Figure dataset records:

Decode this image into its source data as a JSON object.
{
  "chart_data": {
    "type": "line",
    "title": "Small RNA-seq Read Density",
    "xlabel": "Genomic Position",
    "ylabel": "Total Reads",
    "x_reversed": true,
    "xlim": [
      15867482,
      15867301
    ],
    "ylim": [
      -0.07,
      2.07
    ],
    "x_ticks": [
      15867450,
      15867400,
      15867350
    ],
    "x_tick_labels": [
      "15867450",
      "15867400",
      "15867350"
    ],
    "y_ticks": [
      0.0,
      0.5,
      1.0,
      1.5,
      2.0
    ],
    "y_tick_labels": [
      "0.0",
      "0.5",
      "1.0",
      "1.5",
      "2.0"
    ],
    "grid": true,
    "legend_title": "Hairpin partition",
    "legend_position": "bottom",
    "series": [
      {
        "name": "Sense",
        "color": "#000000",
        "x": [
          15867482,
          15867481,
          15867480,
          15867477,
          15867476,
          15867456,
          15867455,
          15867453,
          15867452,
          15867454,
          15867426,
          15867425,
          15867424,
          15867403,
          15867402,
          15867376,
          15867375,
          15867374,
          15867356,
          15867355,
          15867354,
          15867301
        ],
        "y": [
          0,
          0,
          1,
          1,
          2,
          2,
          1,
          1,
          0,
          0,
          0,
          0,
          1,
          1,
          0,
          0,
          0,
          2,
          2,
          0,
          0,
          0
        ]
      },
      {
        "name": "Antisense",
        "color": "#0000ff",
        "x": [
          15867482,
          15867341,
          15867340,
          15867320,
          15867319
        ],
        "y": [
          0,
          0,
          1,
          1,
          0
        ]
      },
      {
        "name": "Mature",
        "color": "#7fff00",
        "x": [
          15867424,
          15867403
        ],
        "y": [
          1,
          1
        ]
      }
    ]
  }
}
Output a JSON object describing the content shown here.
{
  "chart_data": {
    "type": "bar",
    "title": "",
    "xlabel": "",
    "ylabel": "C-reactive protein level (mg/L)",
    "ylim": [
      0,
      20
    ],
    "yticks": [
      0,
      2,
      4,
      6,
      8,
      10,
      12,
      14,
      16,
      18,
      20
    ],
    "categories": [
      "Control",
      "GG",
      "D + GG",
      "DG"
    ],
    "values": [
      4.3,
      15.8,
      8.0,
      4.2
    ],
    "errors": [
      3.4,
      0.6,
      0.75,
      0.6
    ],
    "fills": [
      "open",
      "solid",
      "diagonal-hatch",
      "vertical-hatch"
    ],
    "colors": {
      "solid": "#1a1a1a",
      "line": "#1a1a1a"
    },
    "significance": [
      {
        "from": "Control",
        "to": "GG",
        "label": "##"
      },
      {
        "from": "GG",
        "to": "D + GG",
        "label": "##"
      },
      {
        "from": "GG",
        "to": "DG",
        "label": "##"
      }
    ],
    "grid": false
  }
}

> _Work task_
Copy out every entry above exactly.

> _Solved problem_
Decode this image into its source data as a JSON object.
{
  "chart_data": {
    "type": "line",
    "title": "Small RNA-seq Read Density",
    "xlabel": "Genomic Position",
    "ylabel": "Total Reads",
    "x_reversed": true,
    "xlim": [
      15867482,
      15867301
    ],
    "ylim": [
      -0.07,
      2.07
    ],
    "x_ticks": [
      15867450,
      15867400,
      15867350
    ],
    "x_tick_labels": [
      "15867450",
      "15867400",
      "15867350"
    ],
    "y_ticks": [
      0.0,
      0.5,
      1.0,
      1.5,
      2.0
    ],
    "y_tick_labels": [
      "0.0",
      "0.5",
      "1.0",
      "1.5",
      "2.0"
    ],
    "grid": true,
    "legend_title": "Hairpin partition",
    "legend_position": "bottom",
    "series": [
      {
        "name": "Sense",
        "color": "#000000",
        "x": [
          15867482,
          15867481,
          15867480,
          15867477,
          15867476,
          15867456,
          15867455,
          15867453,
          15867452,
          15867454,
          15867426,
          15867425,
          15867424,
          15867403,
          15867402,
          15867376,
          15867375,
          15867374,
          15867356,
          15867355,
          15867354,
          15867301
        ],
        "y": [
          0,
          0,
          1,
          1,
          2,
          2,
          1,
          1,
          0,
          0,
          0,
          0,
          1,
          1,
          0,
          0,
          0,
          2,
          2,
          0,
          0,
          0
        ]
      },
      {
        "name": "Antisense",
        "color": "#0000ff",
        "x": [
          15867482,
          15867341,
          15867340,
          15867320,
          15867319
        ],
        "y": [
          0,
          0,
          1,
          1,
          0
        ]
      },
      {
        "name": "Mature",
        "color": "#7fff00",
        "x": [
          15867424,
          15867403
        ],
        "y": [
          1,
          1
        ]
      }
    ]
  }
}
Output a JSON object describing the content shown here.
{
  "chart_data": {
    "type": "bar",
    "title": "",
    "xlabel": "",
    "ylabel": "C-reactive protein level (mg/L)",
    "ylim": [
      0,
      20
    ],
    "yticks": [
      0,
      2,
      4,
      6,
      8,
      10,
      12,
      14,
      16,
      18,
      20
    ],
    "categories": [
      "Control",
      "GG",
      "D + GG",
      "DG"
    ],
    "values": [
      4.3,
      15.8,
      8.0,
      4.2
    ],
    "errors": [
      3.4,
      0.6,
      0.75,
      0.6
    ],
    "fills": [
      "open",
      "solid",
      "diagonal-hatch",
      "vertical-hatch"
    ],
    "colors": {
      "solid": "#1a1a1a",
      "line": "#1a1a1a"
    },
    "significance": [
      {
        "from": "Control",
        "to": "GG",
        "label": "##"
      },
      {
        "from": "GG",
        "to": "D + GG",
        "label": "##"
      },
      {
        "from": "GG",
        "to": "DG",
        "label": "##"
      }
    ],
    "grid": false
  }
}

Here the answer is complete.